Problem statement
Write the data below out exactly as it stands. Do not include the pictures.

[start]

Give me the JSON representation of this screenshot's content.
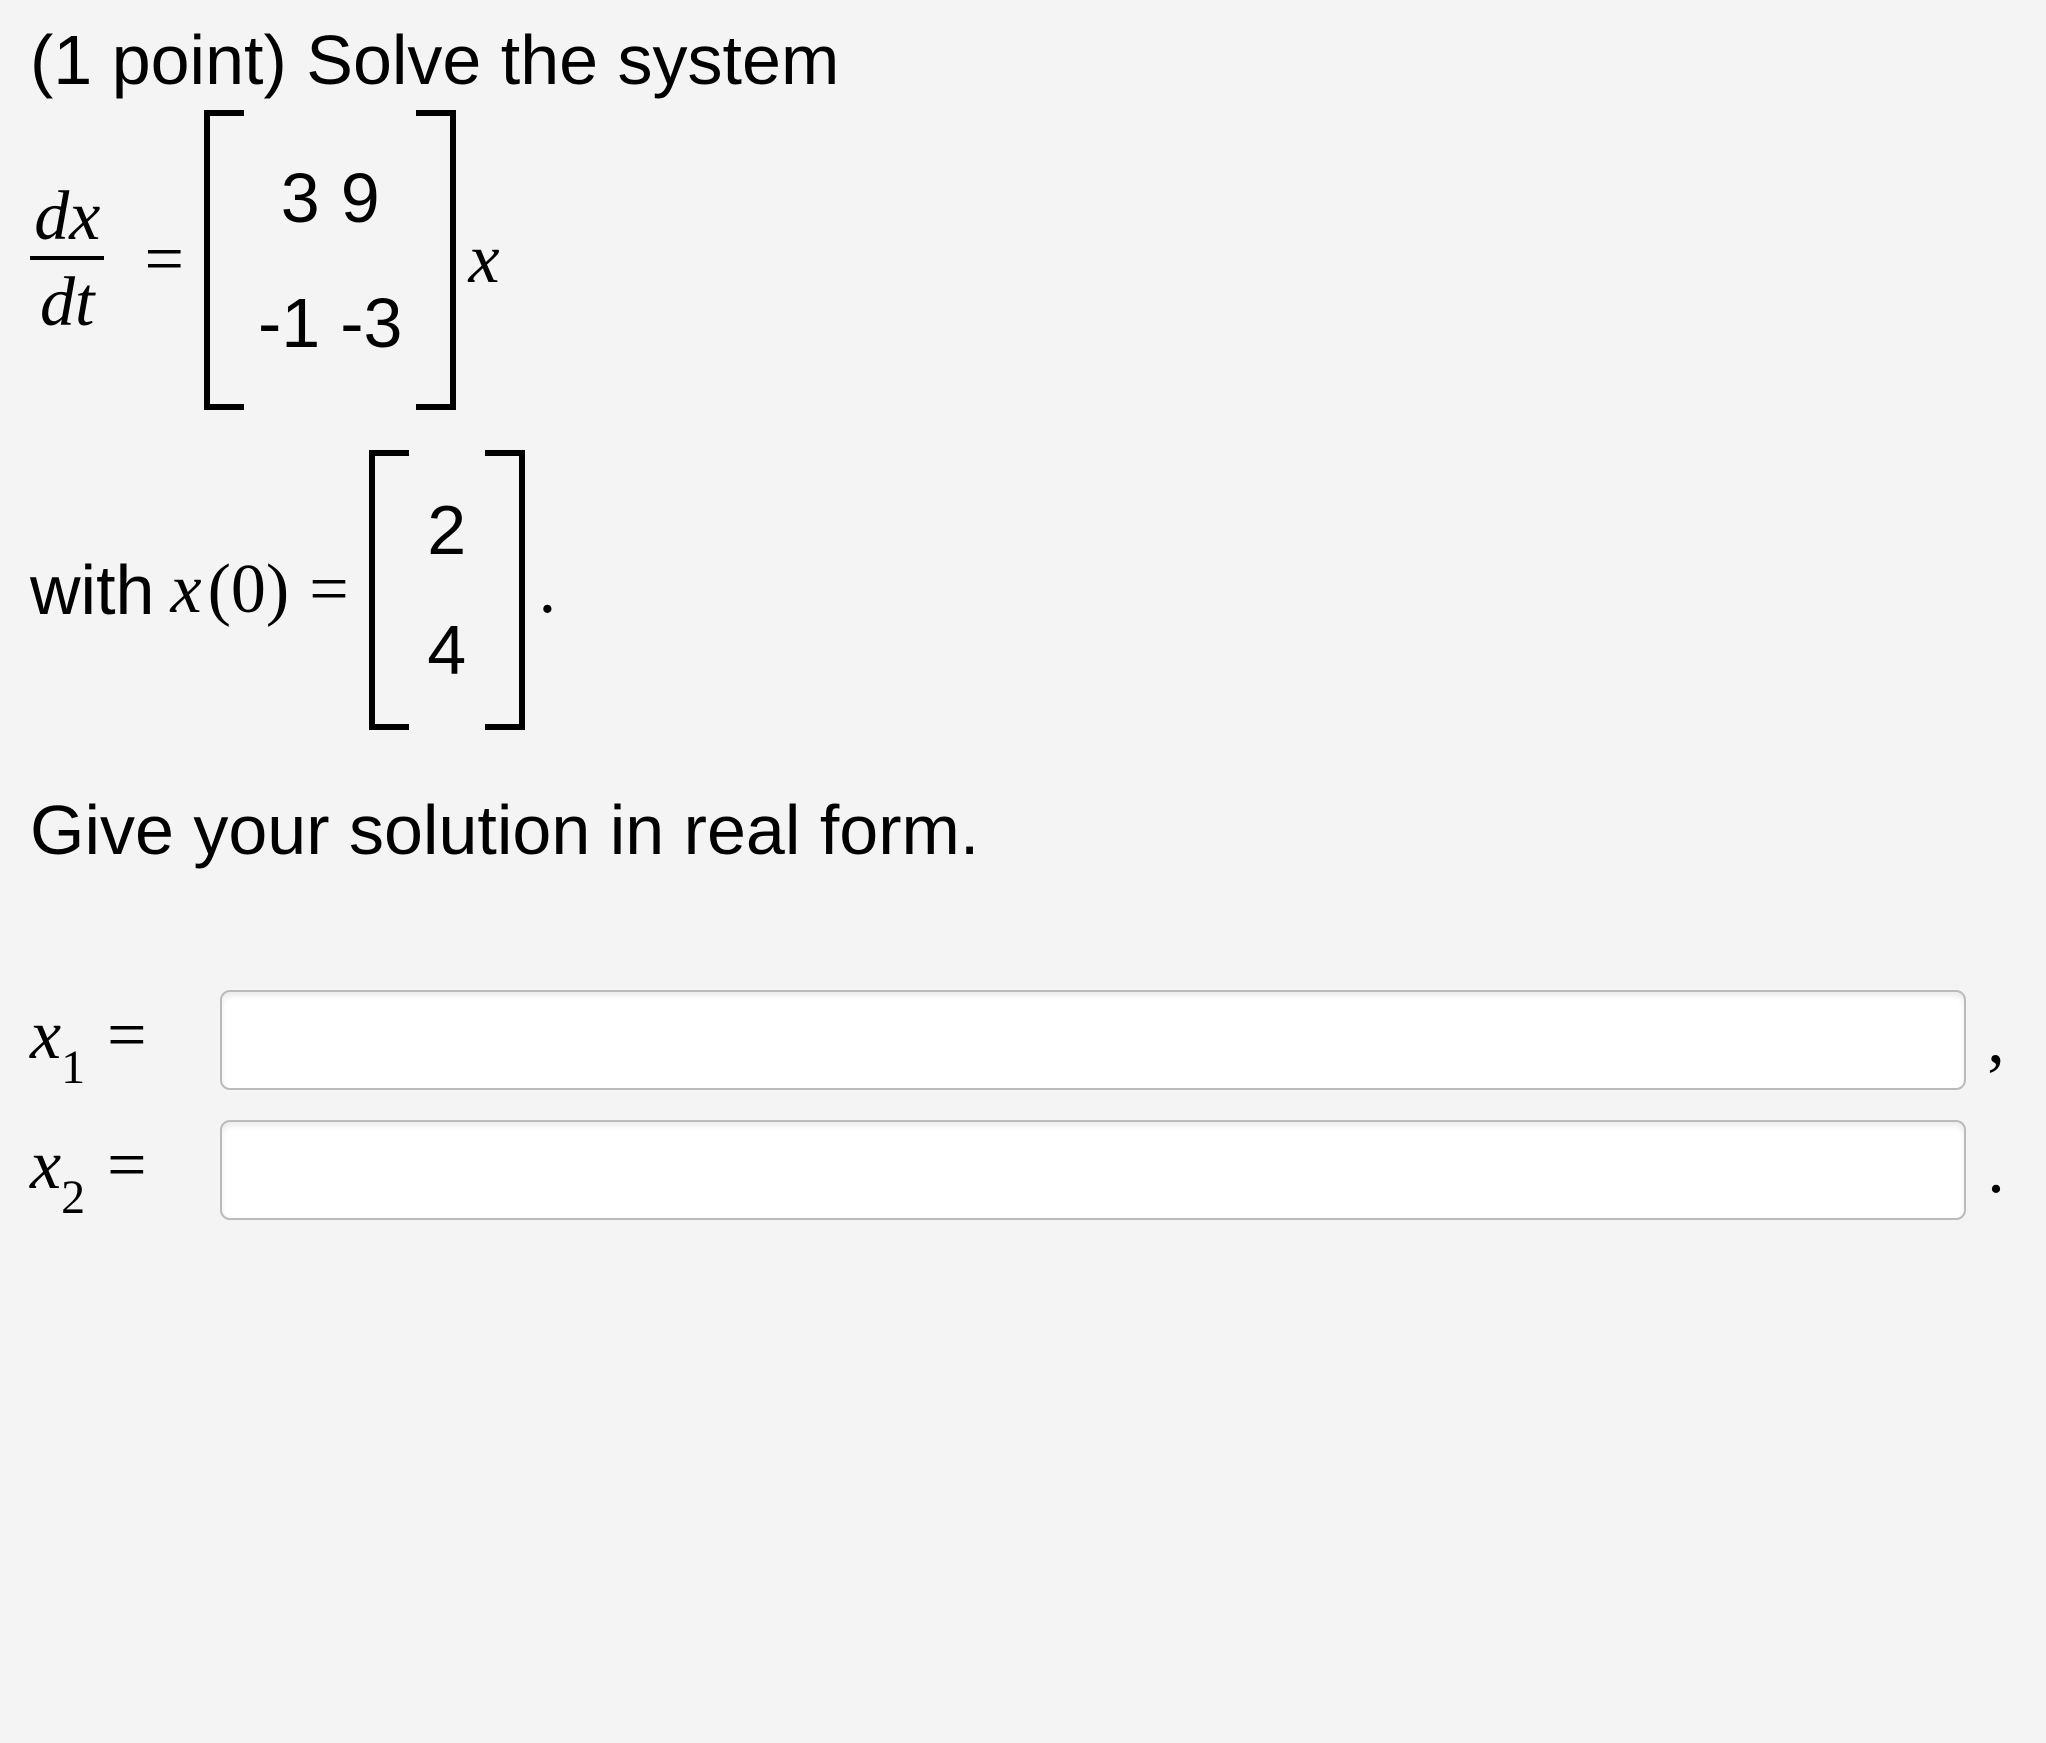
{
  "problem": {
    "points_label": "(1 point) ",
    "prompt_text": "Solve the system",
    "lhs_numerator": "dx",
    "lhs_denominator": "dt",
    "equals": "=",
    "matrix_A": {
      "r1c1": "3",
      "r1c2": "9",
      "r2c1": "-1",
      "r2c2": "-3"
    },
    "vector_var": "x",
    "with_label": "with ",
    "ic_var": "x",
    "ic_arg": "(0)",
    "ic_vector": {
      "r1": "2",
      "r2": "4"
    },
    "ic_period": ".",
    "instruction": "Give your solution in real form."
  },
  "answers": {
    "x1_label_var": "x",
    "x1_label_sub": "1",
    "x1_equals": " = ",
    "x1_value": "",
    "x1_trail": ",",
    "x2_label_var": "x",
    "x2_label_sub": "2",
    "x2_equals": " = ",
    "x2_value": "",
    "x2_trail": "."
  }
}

[end]

Finished answer
Give me the JSON representation of this screenshot's content.
{
  "problem": {
    "points_label": "(1 point) ",
    "prompt_text": "Solve the system",
    "lhs_numerator": "dx",
    "lhs_denominator": "dt",
    "equals": "=",
    "matrix_A": {
      "r1c1": "3",
      "r1c2": "9",
      "r2c1": "-1",
      "r2c2": "-3"
    },
    "vector_var": "x",
    "with_label": "with ",
    "ic_var": "x",
    "ic_arg": "(0)",
    "ic_vector": {
      "r1": "2",
      "r2": "4"
    },
    "ic_period": ".",
    "instruction": "Give your solution in real form."
  },
  "answers": {
    "x1_label_var": "x",
    "x1_label_sub": "1",
    "x1_equals": " = ",
    "x1_value": "",
    "x1_trail": ",",
    "x2_label_var": "x",
    "x2_label_sub": "2",
    "x2_equals": " = ",
    "x2_value": "",
    "x2_trail": "."
  }
}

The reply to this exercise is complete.